*EXERCISE REQUIREMENTS:* Identify the lines that contain the string "time", then copy each of them.

[Figure data in JSON]

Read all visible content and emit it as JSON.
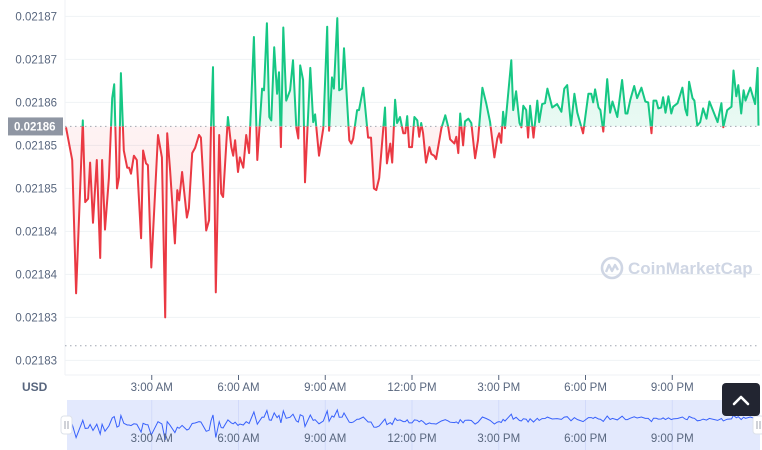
{
  "chart_data": {
    "type": "line",
    "title": "",
    "xlabel": "",
    "ylabel": "",
    "unit_label": "USD",
    "current_price_label": "0.02186",
    "baseline_value": 0.0218572,
    "low_reference_value": 0.0218317,
    "ylim": [
      0.0218283,
      0.0218719
    ],
    "xlim": [
      "0:00",
      "24:00"
    ],
    "grid": true,
    "y_ticks": [
      {
        "value": 0.02187,
        "label": "0.02187"
      },
      {
        "value": 0.021865,
        "label": "0.02187"
      },
      {
        "value": 0.02186,
        "label": "0.02186"
      },
      {
        "value": 0.021855,
        "label": "0.02185"
      },
      {
        "value": 0.02185,
        "label": "0.02185"
      },
      {
        "value": 0.021845,
        "label": "0.02184"
      },
      {
        "value": 0.02184,
        "label": "0.02184"
      },
      {
        "value": 0.021835,
        "label": "0.02183"
      },
      {
        "value": 0.02183,
        "label": "0.02183"
      }
    ],
    "x_ticks": [
      {
        "time": "3:00",
        "label": "3:00 AM"
      },
      {
        "time": "6:00",
        "label": "6:00 AM"
      },
      {
        "time": "9:00",
        "label": "9:00 AM"
      },
      {
        "time": "12:00",
        "label": "12:00 PM"
      },
      {
        "time": "15:00",
        "label": "3:00 PM"
      },
      {
        "time": "18:00",
        "label": "6:00 PM"
      },
      {
        "time": "21:00",
        "label": "9:00 PM"
      }
    ],
    "colors": {
      "above": "#16c784",
      "below": "#ea3943",
      "navigator_line": "#3861fb",
      "navigator_bg": "#e3e9fd"
    },
    "watermark": "CoinMarketCap",
    "points": [
      [
        "0:02",
        0.0218571
      ],
      [
        "0:15",
        0.0218533
      ],
      [
        "0:23",
        0.0218378
      ],
      [
        "0:37",
        0.0218579
      ],
      [
        "0:42",
        0.0218484
      ],
      [
        "0:48",
        0.0218488
      ],
      [
        "0:52",
        0.021853
      ],
      [
        "0:58",
        0.021846
      ],
      [
        "1:06",
        0.0218533
      ],
      [
        "1:13",
        0.0218419
      ],
      [
        "1:17",
        0.0218533
      ],
      [
        "1:23",
        0.0218452
      ],
      [
        "1:31",
        0.0218512
      ],
      [
        "1:38",
        0.0218605
      ],
      [
        "1:42",
        0.0218621
      ],
      [
        "1:48",
        0.02185
      ],
      [
        "1:52",
        0.0218513
      ],
      [
        "1:56",
        0.0218634
      ],
      [
        "2:02",
        0.0218544
      ],
      [
        "2:09",
        0.0218524
      ],
      [
        "2:13",
        0.0218524
      ],
      [
        "2:17",
        0.0218517
      ],
      [
        "2:23",
        0.0218538
      ],
      [
        "2:29",
        0.0218533
      ],
      [
        "2:38",
        0.0218442
      ],
      [
        "2:42",
        0.0218544
      ],
      [
        "2:48",
        0.0218529
      ],
      [
        "2:52",
        0.0218527
      ],
      [
        "2:59",
        0.0218408
      ],
      [
        "3:13",
        0.0218562
      ],
      [
        "3:21",
        0.0218536
      ],
      [
        "3:28",
        0.021835
      ],
      [
        "3:32",
        0.0218564
      ],
      [
        "3:38",
        0.0218521
      ],
      [
        "3:48",
        0.0218436
      ],
      [
        "3:53",
        0.0218498
      ],
      [
        "3:57",
        0.0218486
      ],
      [
        "4:03",
        0.0218519
      ],
      [
        "4:13",
        0.0218466
      ],
      [
        "4:17",
        0.0218477
      ],
      [
        "4:24",
        0.0218541
      ],
      [
        "4:30",
        0.0218547
      ],
      [
        "4:38",
        0.0218562
      ],
      [
        "4:42",
        0.0218559
      ],
      [
        "4:53",
        0.0218451
      ],
      [
        "4:59",
        0.0218463
      ],
      [
        "5:03",
        0.0218571
      ],
      [
        "5:07",
        0.0218641
      ],
      [
        "5:13",
        0.0218379
      ],
      [
        "5:20",
        0.0218562
      ],
      [
        "5:24",
        0.0218494
      ],
      [
        "5:28",
        0.021849
      ],
      [
        "5:38",
        0.0218583
      ],
      [
        "5:45",
        0.0218548
      ],
      [
        "5:49",
        0.0218538
      ],
      [
        "5:53",
        0.0218556
      ],
      [
        "5:59",
        0.0218519
      ],
      [
        "6:03",
        0.0218536
      ],
      [
        "6:10",
        0.0218524
      ],
      [
        "6:16",
        0.0218562
      ],
      [
        "6:22",
        0.0218541
      ],
      [
        "6:32",
        0.0218676
      ],
      [
        "6:39",
        0.0218533
      ],
      [
        "6:49",
        0.0218616
      ],
      [
        "6:53",
        0.0218614
      ],
      [
        "6:59",
        0.0218692
      ],
      [
        "7:04",
        0.0218583
      ],
      [
        "7:08",
        0.0218579
      ],
      [
        "7:14",
        0.0218664
      ],
      [
        "7:20",
        0.021861
      ],
      [
        "7:24",
        0.0218635
      ],
      [
        "7:28",
        0.0218548
      ],
      [
        "7:33",
        0.0218687
      ],
      [
        "7:39",
        0.0218602
      ],
      [
        "7:47",
        0.0218614
      ],
      [
        "7:53",
        0.0218649
      ],
      [
        "8:00",
        0.0218571
      ],
      [
        "8:04",
        0.0218558
      ],
      [
        "8:08",
        0.0218643
      ],
      [
        "8:14",
        0.0218626
      ],
      [
        "8:18",
        0.0218507
      ],
      [
        "8:29",
        0.021864
      ],
      [
        "8:35",
        0.0218577
      ],
      [
        "8:39",
        0.0218586
      ],
      [
        "8:47",
        0.0218538
      ],
      [
        "8:56",
        0.021857
      ],
      [
        "9:04",
        0.0218688
      ],
      [
        "9:08",
        0.0218567
      ],
      [
        "9:14",
        0.0218629
      ],
      [
        "9:18",
        0.0218616
      ],
      [
        "9:25",
        0.0218698
      ],
      [
        "9:29",
        0.0218614
      ],
      [
        "9:35",
        0.0218616
      ],
      [
        "9:39",
        0.0218663
      ],
      [
        "9:50",
        0.0218556
      ],
      [
        "9:54",
        0.0218552
      ],
      [
        "9:58",
        0.0218558
      ],
      [
        "10:06",
        0.0218591
      ],
      [
        "10:10",
        0.0218591
      ],
      [
        "10:19",
        0.0218617
      ],
      [
        "10:29",
        0.0218559
      ],
      [
        "10:35",
        0.0218559
      ],
      [
        "10:41",
        0.02185
      ],
      [
        "10:46",
        0.0218498
      ],
      [
        "10:52",
        0.0218512
      ],
      [
        "11:04",
        0.0218594
      ],
      [
        "11:08",
        0.0218529
      ],
      [
        "11:15",
        0.0218552
      ],
      [
        "11:19",
        0.021853
      ],
      [
        "11:25",
        0.0218603
      ],
      [
        "11:29",
        0.0218576
      ],
      [
        "11:35",
        0.0218583
      ],
      [
        "11:42",
        0.0218564
      ],
      [
        "11:46",
        0.0218564
      ],
      [
        "11:50",
        0.0218584
      ],
      [
        "11:54",
        0.0218548
      ],
      [
        "12:00",
        0.0218548
      ],
      [
        "12:05",
        0.0218583
      ],
      [
        "12:11",
        0.0218579
      ],
      [
        "12:15",
        0.021856
      ],
      [
        "12:19",
        0.0218576
      ],
      [
        "12:23",
        0.0218564
      ],
      [
        "12:29",
        0.021853
      ],
      [
        "12:36",
        0.0218548
      ],
      [
        "12:40",
        0.021854
      ],
      [
        "12:46",
        0.0218538
      ],
      [
        "12:50",
        0.0218534
      ],
      [
        "13:01",
        0.021857
      ],
      [
        "13:09",
        0.0218585
      ],
      [
        "13:15",
        0.0218572
      ],
      [
        "13:19",
        0.0218557
      ],
      [
        "13:28",
        0.0218552
      ],
      [
        "13:32",
        0.021856
      ],
      [
        "13:36",
        0.0218541
      ],
      [
        "13:40",
        0.0218587
      ],
      [
        "13:46",
        0.021855
      ],
      [
        "13:50",
        0.0218578
      ],
      [
        "13:57",
        0.0218581
      ],
      [
        "14:03",
        0.0218576
      ],
      [
        "14:11",
        0.0218535
      ],
      [
        "14:17",
        0.0218556
      ],
      [
        "14:26",
        0.0218617
      ],
      [
        "14:34",
        0.0218599
      ],
      [
        "14:42",
        0.0218577
      ],
      [
        "14:51",
        0.0218536
      ],
      [
        "14:57",
        0.0218558
      ],
      [
        "15:01",
        0.0218564
      ],
      [
        "15:05",
        0.0218553
      ],
      [
        "15:09",
        0.0218589
      ],
      [
        "15:13",
        0.021857
      ],
      [
        "15:26",
        0.0218649
      ],
      [
        "15:30",
        0.0218591
      ],
      [
        "15:36",
        0.0218613
      ],
      [
        "15:43",
        0.0218576
      ],
      [
        "15:47",
        0.0218571
      ],
      [
        "15:51",
        0.0218596
      ],
      [
        "15:57",
        0.0218591
      ],
      [
        "16:01",
        0.0218559
      ],
      [
        "16:05",
        0.0218596
      ],
      [
        "16:12",
        0.0218559
      ],
      [
        "16:20",
        0.0218602
      ],
      [
        "16:24",
        0.0218577
      ],
      [
        "16:30",
        0.0218598
      ],
      [
        "16:36",
        0.0218599
      ],
      [
        "16:41",
        0.0218616
      ],
      [
        "16:51",
        0.0218594
      ],
      [
        "17:01",
        0.0218598
      ],
      [
        "17:10",
        0.0218589
      ],
      [
        "17:16",
        0.0218616
      ],
      [
        "17:22",
        0.021862
      ],
      [
        "17:30",
        0.0218573
      ],
      [
        "17:37",
        0.021861
      ],
      [
        "17:43",
        0.0218588
      ],
      [
        "17:55",
        0.0218564
      ],
      [
        "18:06",
        0.021861
      ],
      [
        "18:12",
        0.021861
      ],
      [
        "18:16",
        0.02186
      ],
      [
        "18:20",
        0.0218615
      ],
      [
        "18:27",
        0.0218594
      ],
      [
        "18:31",
        0.0218591
      ],
      [
        "18:37",
        0.0218566
      ],
      [
        "18:45",
        0.0218627
      ],
      [
        "18:51",
        0.0218588
      ],
      [
        "18:56",
        0.0218601
      ],
      [
        "19:06",
        0.0218583
      ],
      [
        "19:16",
        0.0218626
      ],
      [
        "19:23",
        0.0218587
      ],
      [
        "19:27",
        0.0218587
      ],
      [
        "19:33",
        0.0218603
      ],
      [
        "19:41",
        0.0218619
      ],
      [
        "19:47",
        0.0218605
      ],
      [
        "19:56",
        0.0218617
      ],
      [
        "20:04",
        0.0218601
      ],
      [
        "20:10",
        0.02186
      ],
      [
        "20:17",
        0.0218564
      ],
      [
        "20:21",
        0.0218602
      ],
      [
        "20:27",
        0.0218602
      ],
      [
        "20:31",
        0.0218593
      ],
      [
        "20:37",
        0.0218594
      ],
      [
        "20:41",
        0.0218606
      ],
      [
        "20:46",
        0.0218588
      ],
      [
        "20:52",
        0.0218607
      ],
      [
        "20:58",
        0.0218587
      ],
      [
        "21:02",
        0.0218595
      ],
      [
        "21:11",
        0.0218599
      ],
      [
        "21:21",
        0.0218617
      ],
      [
        "21:27",
        0.0218592
      ],
      [
        "21:31",
        0.0218585
      ],
      [
        "21:35",
        0.0218624
      ],
      [
        "21:42",
        0.0218605
      ],
      [
        "21:46",
        0.0218602
      ],
      [
        "21:52",
        0.0218573
      ],
      [
        "21:58",
        0.0218577
      ],
      [
        "22:04",
        0.0218593
      ],
      [
        "22:11",
        0.0218581
      ],
      [
        "22:17",
        0.0218601
      ],
      [
        "22:34",
        0.0218577
      ],
      [
        "22:42",
        0.0218599
      ],
      [
        "22:46",
        0.0218571
      ],
      [
        "22:54",
        0.0218591
      ],
      [
        "23:03",
        0.0218595
      ],
      [
        "23:07",
        0.0218637
      ],
      [
        "23:13",
        0.0218607
      ],
      [
        "23:17",
        0.021862
      ],
      [
        "23:23",
        0.0218587
      ],
      [
        "23:28",
        0.0218614
      ],
      [
        "23:32",
        0.0218602
      ],
      [
        "23:42",
        0.0218617
      ],
      [
        "23:52",
        0.0218598
      ],
      [
        "23:57",
        0.021864
      ],
      [
        "23:59",
        0.0218573
      ]
    ]
  },
  "controls": {
    "scroll_top_icon": "chevron-up-icon"
  }
}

*THE SOLUTION:*
        "time": "3:00",
        "time": "6:00",
        "time": "9:00",
        "time": "12:00",
        "time": "15:00",
        "time": "18:00",
        "time": "21:00",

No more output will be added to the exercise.